## THE REQUEST
Track down each line that has the word "image" and copy it.

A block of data
[start]
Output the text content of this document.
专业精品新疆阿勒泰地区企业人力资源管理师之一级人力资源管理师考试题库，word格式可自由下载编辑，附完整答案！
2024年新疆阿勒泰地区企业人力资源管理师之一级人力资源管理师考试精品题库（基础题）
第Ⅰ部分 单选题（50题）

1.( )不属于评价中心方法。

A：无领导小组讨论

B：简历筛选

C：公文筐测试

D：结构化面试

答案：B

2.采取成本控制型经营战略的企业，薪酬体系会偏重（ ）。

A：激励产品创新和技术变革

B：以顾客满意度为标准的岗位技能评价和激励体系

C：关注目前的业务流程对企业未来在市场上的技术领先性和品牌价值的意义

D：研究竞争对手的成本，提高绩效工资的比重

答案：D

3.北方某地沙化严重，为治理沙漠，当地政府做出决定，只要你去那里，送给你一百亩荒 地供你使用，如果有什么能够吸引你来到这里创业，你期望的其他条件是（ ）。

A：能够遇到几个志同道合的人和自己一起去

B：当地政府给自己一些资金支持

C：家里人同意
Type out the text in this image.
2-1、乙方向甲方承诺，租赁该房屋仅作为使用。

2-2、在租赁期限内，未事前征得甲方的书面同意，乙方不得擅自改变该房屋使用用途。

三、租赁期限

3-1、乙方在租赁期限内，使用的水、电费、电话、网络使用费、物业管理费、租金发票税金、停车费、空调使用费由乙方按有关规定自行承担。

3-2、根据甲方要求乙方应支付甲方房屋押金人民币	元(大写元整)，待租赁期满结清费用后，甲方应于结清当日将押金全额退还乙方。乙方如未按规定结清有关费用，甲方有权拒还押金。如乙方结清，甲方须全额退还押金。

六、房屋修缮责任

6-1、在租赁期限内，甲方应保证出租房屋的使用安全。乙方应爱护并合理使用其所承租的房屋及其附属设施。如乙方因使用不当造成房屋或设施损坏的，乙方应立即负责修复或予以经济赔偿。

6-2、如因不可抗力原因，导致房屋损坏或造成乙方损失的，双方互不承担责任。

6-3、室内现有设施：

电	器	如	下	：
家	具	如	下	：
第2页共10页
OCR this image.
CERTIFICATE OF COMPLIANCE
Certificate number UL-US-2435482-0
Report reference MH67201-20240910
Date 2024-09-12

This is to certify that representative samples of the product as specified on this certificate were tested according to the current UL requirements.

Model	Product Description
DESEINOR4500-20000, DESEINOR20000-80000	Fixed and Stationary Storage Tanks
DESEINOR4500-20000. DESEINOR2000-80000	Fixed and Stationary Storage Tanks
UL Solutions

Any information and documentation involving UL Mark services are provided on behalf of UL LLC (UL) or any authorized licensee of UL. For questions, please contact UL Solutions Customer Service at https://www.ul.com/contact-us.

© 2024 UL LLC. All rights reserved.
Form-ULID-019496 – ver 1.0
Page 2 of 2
[end]
## SOLVED EXERCISE
Type out the text in this image.
OCR this image.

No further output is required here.